▶ **What the exercise asks**
What is the number of lines holding the word "document"? Give that number alone.

▶ **Exercise data**
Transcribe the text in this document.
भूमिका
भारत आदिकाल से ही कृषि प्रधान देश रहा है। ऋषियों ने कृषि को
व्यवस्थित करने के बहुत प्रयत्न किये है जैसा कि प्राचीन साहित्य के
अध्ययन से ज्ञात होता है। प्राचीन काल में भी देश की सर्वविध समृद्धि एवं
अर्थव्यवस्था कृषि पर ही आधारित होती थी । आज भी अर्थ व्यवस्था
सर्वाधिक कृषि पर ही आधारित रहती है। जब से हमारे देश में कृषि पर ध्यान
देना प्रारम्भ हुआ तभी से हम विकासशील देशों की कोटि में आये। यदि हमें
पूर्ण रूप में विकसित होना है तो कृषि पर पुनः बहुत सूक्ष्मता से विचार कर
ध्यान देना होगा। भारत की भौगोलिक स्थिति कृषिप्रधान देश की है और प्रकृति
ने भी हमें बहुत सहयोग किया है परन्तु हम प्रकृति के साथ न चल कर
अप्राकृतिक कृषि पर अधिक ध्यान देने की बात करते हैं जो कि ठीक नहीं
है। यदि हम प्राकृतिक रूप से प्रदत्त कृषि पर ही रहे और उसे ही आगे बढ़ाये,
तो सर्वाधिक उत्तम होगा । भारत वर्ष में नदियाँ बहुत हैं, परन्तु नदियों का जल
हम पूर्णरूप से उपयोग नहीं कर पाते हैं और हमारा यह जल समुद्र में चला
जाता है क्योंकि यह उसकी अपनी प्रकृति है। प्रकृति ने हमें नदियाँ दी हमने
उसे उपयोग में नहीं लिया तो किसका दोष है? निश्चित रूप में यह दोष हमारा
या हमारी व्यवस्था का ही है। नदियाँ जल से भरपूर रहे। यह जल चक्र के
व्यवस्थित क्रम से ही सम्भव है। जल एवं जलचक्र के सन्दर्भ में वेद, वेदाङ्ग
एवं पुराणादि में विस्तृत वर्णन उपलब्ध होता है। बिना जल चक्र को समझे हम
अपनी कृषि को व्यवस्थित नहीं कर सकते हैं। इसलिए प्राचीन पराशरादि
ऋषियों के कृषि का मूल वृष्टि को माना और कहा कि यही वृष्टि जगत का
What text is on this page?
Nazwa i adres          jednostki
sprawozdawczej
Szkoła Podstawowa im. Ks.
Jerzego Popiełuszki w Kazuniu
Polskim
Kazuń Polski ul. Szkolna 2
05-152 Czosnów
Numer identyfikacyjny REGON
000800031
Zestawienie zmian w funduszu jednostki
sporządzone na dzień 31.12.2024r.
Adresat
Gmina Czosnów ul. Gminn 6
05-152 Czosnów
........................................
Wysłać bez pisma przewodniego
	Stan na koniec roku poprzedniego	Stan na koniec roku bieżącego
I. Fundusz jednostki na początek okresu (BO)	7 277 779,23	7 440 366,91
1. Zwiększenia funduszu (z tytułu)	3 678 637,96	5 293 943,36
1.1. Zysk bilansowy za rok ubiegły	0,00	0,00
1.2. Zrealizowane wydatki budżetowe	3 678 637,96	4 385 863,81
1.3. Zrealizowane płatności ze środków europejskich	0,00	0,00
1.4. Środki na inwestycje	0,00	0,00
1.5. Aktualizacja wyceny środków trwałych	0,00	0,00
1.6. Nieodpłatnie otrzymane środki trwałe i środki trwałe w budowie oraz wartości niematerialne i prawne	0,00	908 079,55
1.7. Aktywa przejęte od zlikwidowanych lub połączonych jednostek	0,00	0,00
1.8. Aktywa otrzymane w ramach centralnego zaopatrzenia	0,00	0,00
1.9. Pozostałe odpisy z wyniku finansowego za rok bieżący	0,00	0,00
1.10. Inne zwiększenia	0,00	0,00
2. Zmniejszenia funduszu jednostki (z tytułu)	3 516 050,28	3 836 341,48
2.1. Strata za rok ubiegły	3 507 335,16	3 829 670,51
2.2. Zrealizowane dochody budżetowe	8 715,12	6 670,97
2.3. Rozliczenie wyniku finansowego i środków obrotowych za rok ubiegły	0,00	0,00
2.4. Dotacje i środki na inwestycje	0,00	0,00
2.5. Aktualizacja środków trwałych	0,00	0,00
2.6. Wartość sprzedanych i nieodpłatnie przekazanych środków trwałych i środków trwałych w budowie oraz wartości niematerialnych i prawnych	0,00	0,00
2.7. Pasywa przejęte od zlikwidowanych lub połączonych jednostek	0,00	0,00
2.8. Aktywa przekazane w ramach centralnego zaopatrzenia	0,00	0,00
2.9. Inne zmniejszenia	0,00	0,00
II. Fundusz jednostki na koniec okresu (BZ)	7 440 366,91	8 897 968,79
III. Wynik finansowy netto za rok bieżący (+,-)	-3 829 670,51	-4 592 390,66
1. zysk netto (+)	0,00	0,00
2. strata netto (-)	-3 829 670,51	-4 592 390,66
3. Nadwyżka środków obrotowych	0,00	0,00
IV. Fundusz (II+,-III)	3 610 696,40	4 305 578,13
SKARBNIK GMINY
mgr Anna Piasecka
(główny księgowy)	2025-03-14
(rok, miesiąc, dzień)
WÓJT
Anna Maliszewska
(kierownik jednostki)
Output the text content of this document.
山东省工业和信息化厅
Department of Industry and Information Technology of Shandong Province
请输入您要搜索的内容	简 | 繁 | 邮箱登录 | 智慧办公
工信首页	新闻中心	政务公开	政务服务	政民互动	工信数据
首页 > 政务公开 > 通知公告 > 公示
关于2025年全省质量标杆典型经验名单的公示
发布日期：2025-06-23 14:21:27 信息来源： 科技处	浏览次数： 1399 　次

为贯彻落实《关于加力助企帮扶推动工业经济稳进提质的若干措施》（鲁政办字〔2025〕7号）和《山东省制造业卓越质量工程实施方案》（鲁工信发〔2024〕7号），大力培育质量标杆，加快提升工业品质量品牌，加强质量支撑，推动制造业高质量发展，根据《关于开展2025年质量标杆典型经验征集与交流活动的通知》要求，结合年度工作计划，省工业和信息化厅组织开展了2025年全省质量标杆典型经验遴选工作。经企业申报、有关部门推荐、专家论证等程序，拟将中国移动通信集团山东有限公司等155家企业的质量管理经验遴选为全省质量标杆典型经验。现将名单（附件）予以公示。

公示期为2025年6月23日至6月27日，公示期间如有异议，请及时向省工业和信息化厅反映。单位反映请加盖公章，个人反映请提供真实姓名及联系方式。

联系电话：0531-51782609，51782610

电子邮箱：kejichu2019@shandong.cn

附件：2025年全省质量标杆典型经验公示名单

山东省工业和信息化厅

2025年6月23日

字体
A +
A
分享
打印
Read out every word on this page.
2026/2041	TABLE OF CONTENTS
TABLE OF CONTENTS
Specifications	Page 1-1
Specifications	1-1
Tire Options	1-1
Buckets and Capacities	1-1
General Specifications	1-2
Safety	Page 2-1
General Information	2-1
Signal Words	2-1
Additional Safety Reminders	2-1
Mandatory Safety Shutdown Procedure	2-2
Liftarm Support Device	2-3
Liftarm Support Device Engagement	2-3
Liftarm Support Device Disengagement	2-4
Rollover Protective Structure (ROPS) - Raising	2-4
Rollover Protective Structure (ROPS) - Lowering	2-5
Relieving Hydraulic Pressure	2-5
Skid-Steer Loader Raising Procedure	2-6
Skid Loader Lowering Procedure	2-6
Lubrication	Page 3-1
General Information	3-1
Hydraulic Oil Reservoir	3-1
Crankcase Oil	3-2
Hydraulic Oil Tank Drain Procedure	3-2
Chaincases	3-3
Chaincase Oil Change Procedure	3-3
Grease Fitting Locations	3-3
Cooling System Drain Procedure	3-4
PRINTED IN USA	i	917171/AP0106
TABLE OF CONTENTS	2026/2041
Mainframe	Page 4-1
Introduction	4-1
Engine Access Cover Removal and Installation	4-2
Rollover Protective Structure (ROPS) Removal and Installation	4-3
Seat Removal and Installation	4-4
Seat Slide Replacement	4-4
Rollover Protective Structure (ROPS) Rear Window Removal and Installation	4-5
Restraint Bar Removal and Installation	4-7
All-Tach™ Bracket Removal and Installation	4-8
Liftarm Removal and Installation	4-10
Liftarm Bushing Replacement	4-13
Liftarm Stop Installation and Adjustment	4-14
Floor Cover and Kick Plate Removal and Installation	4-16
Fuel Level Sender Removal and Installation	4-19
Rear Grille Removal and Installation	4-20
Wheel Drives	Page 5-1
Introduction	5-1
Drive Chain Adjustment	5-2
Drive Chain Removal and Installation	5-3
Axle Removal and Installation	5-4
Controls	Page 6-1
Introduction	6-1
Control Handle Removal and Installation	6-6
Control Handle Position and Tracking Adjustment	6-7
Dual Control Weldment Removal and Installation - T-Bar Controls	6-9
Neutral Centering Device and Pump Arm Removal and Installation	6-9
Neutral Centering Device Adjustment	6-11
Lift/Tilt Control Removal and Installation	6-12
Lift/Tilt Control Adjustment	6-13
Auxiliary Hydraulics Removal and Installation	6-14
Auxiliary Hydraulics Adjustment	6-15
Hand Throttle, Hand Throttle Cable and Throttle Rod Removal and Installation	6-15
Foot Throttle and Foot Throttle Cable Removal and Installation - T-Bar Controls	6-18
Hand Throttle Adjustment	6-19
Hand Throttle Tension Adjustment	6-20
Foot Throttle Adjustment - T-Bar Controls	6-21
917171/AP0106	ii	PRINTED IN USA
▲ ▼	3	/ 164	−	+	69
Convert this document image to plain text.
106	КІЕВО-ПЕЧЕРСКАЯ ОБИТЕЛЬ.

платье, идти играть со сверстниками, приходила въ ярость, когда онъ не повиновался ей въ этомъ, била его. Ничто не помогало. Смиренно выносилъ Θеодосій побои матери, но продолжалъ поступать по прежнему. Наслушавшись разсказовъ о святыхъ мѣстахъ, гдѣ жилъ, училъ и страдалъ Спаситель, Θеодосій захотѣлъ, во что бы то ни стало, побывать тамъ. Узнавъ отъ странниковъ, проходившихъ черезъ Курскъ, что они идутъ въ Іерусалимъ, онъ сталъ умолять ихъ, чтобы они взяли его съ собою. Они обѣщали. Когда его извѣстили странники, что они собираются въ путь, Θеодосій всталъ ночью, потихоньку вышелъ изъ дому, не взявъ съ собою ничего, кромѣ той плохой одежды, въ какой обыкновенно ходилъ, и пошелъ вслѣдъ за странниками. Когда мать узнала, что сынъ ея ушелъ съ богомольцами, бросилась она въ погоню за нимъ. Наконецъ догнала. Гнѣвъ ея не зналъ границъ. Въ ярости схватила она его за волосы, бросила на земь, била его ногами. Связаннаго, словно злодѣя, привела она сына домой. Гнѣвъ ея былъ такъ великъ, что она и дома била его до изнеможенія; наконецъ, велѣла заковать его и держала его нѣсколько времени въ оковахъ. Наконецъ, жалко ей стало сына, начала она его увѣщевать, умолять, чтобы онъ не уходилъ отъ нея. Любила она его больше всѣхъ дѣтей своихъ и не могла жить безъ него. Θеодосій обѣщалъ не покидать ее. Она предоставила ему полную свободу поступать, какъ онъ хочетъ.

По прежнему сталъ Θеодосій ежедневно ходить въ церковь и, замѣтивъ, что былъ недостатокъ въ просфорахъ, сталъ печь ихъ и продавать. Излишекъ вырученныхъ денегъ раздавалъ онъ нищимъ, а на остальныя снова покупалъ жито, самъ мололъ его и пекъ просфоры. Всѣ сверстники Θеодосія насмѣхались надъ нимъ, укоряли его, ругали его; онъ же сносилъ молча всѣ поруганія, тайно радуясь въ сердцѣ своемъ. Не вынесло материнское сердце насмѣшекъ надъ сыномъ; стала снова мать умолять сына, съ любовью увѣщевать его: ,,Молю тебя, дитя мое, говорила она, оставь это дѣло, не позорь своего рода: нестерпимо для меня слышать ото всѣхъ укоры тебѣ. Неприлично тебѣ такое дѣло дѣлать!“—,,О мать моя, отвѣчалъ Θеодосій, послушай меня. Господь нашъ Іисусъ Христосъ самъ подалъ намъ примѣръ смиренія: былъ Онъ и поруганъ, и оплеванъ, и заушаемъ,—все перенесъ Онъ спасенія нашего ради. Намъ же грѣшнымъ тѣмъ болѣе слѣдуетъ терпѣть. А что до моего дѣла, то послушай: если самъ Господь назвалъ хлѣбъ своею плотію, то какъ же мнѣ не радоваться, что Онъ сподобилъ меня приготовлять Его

▶ **Task output**
3